▶ [Required work]: Output the full listing word for word.
»»
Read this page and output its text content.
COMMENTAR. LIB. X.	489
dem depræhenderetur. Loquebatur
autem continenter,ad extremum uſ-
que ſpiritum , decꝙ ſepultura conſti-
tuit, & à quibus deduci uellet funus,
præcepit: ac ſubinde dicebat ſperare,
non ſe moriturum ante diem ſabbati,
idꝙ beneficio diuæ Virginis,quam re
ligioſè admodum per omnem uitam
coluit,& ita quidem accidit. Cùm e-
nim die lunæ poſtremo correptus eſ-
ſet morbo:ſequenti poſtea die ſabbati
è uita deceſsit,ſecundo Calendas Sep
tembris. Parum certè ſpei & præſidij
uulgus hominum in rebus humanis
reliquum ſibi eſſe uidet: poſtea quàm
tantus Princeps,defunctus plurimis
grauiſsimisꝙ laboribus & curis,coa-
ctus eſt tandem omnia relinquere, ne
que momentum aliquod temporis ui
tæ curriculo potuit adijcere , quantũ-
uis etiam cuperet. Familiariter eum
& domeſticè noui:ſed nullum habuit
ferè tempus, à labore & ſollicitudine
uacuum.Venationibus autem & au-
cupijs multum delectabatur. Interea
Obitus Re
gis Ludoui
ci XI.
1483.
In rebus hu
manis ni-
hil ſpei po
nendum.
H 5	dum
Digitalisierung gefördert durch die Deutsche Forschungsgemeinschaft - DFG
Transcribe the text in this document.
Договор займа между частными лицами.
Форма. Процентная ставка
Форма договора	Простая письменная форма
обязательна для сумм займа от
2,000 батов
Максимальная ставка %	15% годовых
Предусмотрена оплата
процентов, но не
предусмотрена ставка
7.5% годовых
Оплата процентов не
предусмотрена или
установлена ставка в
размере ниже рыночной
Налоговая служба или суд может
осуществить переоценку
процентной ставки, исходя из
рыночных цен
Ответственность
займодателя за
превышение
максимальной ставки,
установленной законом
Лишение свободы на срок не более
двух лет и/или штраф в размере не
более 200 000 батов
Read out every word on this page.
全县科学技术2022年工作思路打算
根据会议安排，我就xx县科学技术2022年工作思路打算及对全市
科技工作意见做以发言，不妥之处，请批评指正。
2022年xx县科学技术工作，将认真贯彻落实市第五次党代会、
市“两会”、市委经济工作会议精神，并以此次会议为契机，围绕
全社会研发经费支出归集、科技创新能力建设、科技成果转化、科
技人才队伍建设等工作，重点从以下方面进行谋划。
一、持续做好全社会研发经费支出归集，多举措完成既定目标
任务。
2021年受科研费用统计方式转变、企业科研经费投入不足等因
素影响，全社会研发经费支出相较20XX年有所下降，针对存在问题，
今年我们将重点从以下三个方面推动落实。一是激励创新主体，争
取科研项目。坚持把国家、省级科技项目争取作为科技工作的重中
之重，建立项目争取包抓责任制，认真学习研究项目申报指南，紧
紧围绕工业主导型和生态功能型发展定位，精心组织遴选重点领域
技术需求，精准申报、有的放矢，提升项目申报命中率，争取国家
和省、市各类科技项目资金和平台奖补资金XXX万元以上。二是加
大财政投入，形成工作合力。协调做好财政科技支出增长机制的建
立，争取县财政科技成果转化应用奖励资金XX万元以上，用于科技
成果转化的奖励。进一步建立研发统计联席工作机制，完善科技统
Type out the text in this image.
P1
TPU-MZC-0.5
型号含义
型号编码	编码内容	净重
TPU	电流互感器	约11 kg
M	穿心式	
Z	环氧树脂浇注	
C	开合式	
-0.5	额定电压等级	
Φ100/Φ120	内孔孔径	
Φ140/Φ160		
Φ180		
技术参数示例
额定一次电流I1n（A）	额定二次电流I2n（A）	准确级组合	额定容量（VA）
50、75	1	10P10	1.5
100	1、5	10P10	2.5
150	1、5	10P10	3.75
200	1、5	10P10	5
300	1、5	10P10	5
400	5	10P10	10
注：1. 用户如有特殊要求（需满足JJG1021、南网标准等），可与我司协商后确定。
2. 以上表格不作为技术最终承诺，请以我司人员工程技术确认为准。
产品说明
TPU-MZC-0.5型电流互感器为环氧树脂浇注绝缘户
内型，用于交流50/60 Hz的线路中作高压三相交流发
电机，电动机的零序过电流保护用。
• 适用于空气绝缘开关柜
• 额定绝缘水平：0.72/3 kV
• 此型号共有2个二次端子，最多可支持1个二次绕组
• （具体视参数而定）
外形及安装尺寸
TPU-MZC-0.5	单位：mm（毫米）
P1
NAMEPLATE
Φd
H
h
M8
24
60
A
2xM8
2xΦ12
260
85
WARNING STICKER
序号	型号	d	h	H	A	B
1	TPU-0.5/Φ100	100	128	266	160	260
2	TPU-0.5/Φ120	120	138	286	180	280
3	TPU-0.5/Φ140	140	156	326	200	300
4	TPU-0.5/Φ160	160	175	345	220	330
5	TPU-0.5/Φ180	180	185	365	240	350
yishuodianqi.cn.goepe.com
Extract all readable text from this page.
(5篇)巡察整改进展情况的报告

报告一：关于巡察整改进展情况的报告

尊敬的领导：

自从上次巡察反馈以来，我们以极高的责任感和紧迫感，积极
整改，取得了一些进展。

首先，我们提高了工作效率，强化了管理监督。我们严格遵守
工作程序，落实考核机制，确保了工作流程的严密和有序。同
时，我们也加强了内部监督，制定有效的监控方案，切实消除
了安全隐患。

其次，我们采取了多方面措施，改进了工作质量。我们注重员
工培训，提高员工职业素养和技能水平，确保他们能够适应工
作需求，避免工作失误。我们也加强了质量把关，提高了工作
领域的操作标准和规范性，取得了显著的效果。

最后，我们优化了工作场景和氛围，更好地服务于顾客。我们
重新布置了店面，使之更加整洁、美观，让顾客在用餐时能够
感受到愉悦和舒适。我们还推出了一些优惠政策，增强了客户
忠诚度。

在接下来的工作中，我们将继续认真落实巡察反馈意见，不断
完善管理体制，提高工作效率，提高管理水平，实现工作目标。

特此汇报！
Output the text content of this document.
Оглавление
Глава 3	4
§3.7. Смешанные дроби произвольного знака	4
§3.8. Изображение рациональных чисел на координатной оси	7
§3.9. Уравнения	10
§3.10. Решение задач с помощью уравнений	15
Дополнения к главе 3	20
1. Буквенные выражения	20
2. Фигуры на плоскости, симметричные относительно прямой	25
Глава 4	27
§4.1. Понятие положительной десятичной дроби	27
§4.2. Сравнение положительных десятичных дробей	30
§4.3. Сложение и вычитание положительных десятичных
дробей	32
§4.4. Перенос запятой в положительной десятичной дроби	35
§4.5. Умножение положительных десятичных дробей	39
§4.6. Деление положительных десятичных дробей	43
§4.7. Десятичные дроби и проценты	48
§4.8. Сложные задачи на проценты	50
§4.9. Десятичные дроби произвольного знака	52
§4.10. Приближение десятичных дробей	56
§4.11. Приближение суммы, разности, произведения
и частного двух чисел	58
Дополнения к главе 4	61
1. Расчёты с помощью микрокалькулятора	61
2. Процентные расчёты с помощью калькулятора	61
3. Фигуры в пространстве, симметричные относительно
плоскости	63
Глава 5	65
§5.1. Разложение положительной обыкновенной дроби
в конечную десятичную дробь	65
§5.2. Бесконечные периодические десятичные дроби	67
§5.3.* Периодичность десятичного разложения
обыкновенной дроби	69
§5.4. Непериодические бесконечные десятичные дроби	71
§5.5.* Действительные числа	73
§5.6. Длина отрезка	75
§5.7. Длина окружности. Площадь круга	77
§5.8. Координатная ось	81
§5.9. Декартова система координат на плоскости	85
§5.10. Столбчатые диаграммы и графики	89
««
▶ [Reply to the exercise]:
Read this page and output its text content.
COMMENTAR. LIB. X.	489
dem depræhenderetur. Loquebatur
autem continenter,ad extremum uſ-
que ſpiritum , decꝙ ſepultura conſti-
tuit, & à quibus deduci uellet funus,
præcepit: ac ſubinde dicebat ſperare,
non ſe moriturum ante diem ſabbati,
idꝙ beneficio diuæ Virginis,quam re
ligioſè admodum per omnem uitam
coluit,& ita quidem accidit. Cùm e-
nim die lunæ poſtremo correptus eſ-
ſet morbo:ſequenti poſtea die ſabbati
è uita deceſsit,ſecundo Calendas Sep
tembris. Parum certè ſpei & præſidij
uulgus hominum in rebus humanis
reliquum ſibi eſſe uidet: poſtea quàm
tantus Princeps,defunctus plurimis
grauiſsimisꝙ laboribus & curis,coa-
ctus eſt tandem omnia relinquere, ne
que momentum aliquod temporis ui
tæ curriculo potuit adijcere , quantũ-
uis etiam cuperet. Familiariter eum
& domeſticè noui:ſed nullum habuit
ferè tempus, à labore & ſollicitudine
uacuum.Venationibus autem & au-
cupijs multum delectabatur. Interea
Obitus Re
gis Ludoui
ci XI.
1483.
In rebus hu
manis ni-
hil ſpei po
nendum.
H 5	dum
Digitalisierung gefördert durch die Deutsche Forschungsgemeinschaft - DFG
Transcribe the text in this document.
Договор займа между частными лицами.
Форма. Процентная ставка
Форма договора	Простая письменная форма
обязательна для сумм займа от
2,000 батов
Максимальная ставка %	15% годовых
Предусмотрена оплата
процентов, но не
предусмотрена ставка
7.5% годовых
Оплата процентов не
предусмотрена или
установлена ставка в
размере ниже рыночной
Налоговая служба или суд может
осуществить переоценку
процентной ставки, исходя из
рыночных цен
Ответственность
займодателя за
превышение
максимальной ставки,
установленной законом
Лишение свободы на срок не более
двух лет и/или штраф в размере не
более 200 000 батов
Read out every word on this page.
全县科学技术2022年工作思路打算
根据会议安排，我就xx县科学技术2022年工作思路打算及对全市
科技工作意见做以发言，不妥之处，请批评指正。
2022年xx县科学技术工作，将认真贯彻落实市第五次党代会、
市“两会”、市委经济工作会议精神，并以此次会议为契机，围绕
全社会研发经费支出归集、科技创新能力建设、科技成果转化、科
技人才队伍建设等工作，重点从以下方面进行谋划。
一、持续做好全社会研发经费支出归集，多举措完成既定目标
任务。
2021年受科研费用统计方式转变、企业科研经费投入不足等因
素影响，全社会研发经费支出相较20XX年有所下降，针对存在问题，
今年我们将重点从以下三个方面推动落实。一是激励创新主体，争
取科研项目。坚持把国家、省级科技项目争取作为科技工作的重中
之重，建立项目争取包抓责任制，认真学习研究项目申报指南，紧
紧围绕工业主导型和生态功能型发展定位，精心组织遴选重点领域
技术需求，精准申报、有的放矢，提升项目申报命中率，争取国家
和省、市各类科技项目资金和平台奖补资金XXX万元以上。二是加
大财政投入，形成工作合力。协调做好财政科技支出增长机制的建
立，争取县财政科技成果转化应用奖励资金XX万元以上，用于科技
成果转化的奖励。进一步建立研发统计联席工作机制，完善科技统
Type out the text in this image.
P1
TPU-MZC-0.5
型号含义
型号编码	编码内容	净重
TPU	电流互感器	约11 kg
M	穿心式	
Z	环氧树脂浇注	
C	开合式	
-0.5	额定电压等级	
Φ100/Φ120	内孔孔径	
Φ140/Φ160		
Φ180		
技术参数示例
额定一次电流I1n（A）	额定二次电流I2n（A）	准确级组合	额定容量（VA）
50、75	1	10P10	1.5
100	1、5	10P10	2.5
150	1、5	10P10	3.75
200	1、5	10P10	5
300	1、5	10P10	5
400	5	10P10	10
注：1. 用户如有特殊要求（需满足JJG1021、南网标准等），可与我司协商后确定。
2. 以上表格不作为技术最终承诺，请以我司人员工程技术确认为准。
产品说明
TPU-MZC-0.5型电流互感器为环氧树脂浇注绝缘户
内型，用于交流50/60 Hz的线路中作高压三相交流发
电机，电动机的零序过电流保护用。
• 适用于空气绝缘开关柜
• 额定绝缘水平：0.72/3 kV
• 此型号共有2个二次端子，最多可支持1个二次绕组
• （具体视参数而定）
外形及安装尺寸
TPU-MZC-0.5	单位：mm（毫米）
P1
NAMEPLATE
Φd
H
h
M8
24
60
A
2xM8
2xΦ12
260
85
WARNING STICKER
序号	型号	d	h	H	A	B
1	TPU-0.5/Φ100	100	128	266	160	260
2	TPU-0.5/Φ120	120	138	286	180	280
3	TPU-0.5/Φ140	140	156	326	200	300
4	TPU-0.5/Φ160	160	175	345	220	330
5	TPU-0.5/Φ180	180	185	365	240	350
yishuodianqi.cn.goepe.com
Extract all readable text from this page.
(5篇)巡察整改进展情况的报告

报告一：关于巡察整改进展情况的报告

尊敬的领导：

自从上次巡察反馈以来，我们以极高的责任感和紧迫感，积极
整改，取得了一些进展。

首先，我们提高了工作效率，强化了管理监督。我们严格遵守
工作程序，落实考核机制，确保了工作流程的严密和有序。同
时，我们也加强了内部监督，制定有效的监控方案，切实消除
了安全隐患。

其次，我们采取了多方面措施，改进了工作质量。我们注重员
工培训，提高员工职业素养和技能水平，确保他们能够适应工
作需求，避免工作失误。我们也加强了质量把关，提高了工作
领域的操作标准和规范性，取得了显著的效果。

最后，我们优化了工作场景和氛围，更好地服务于顾客。我们
重新布置了店面，使之更加整洁、美观，让顾客在用餐时能够
感受到愉悦和舒适。我们还推出了一些优惠政策，增强了客户
忠诚度。

在接下来的工作中，我们将继续认真落实巡察反馈意见，不断
完善管理体制，提高工作效率，提高管理水平，实现工作目标。

特此汇报！
Output the text content of this document.
Оглавление
Глава 3	4
§3.7. Смешанные дроби произвольного знака	4
§3.8. Изображение рациональных чисел на координатной оси	7
§3.9. Уравнения	10
§3.10. Решение задач с помощью уравнений	15
Дополнения к главе 3	20
1. Буквенные выражения	20
2. Фигуры на плоскости, симметричные относительно прямой	25
Глава 4	27
§4.1. Понятие положительной десятичной дроби	27
§4.2. Сравнение положительных десятичных дробей	30
§4.3. Сложение и вычитание положительных десятичных
дробей	32
§4.4. Перенос запятой в положительной десятичной дроби	35
§4.5. Умножение положительных десятичных дробей	39
§4.6. Деление положительных десятичных дробей	43
§4.7. Десятичные дроби и проценты	48
§4.8. Сложные задачи на проценты	50
§4.9. Десятичные дроби произвольного знака	52
§4.10. Приближение десятичных дробей	56
§4.11. Приближение суммы, разности, произведения
и частного двух чисел	58
Дополнения к главе 4	61
1. Расчёты с помощью микрокалькулятора	61
2. Процентные расчёты с помощью калькулятора	61
3. Фигуры в пространстве, симметричные относительно
плоскости	63
Глава 5	65
§5.1. Разложение положительной обыкновенной дроби
в конечную десятичную дробь	65
§5.2. Бесконечные периодические десятичные дроби	67
§5.3.* Периодичность десятичного разложения
обыкновенной дроби	69
§5.4. Непериодические бесконечные десятичные дроби	71
§5.5.* Действительные числа	73
§5.6. Длина отрезка	75
§5.7. Длина окружности. Площадь круга	77
§5.8. Координатная ось	81
§5.9. Декартова система координат на плоскости	85
§5.10. Столбчатые диаграммы и графики	89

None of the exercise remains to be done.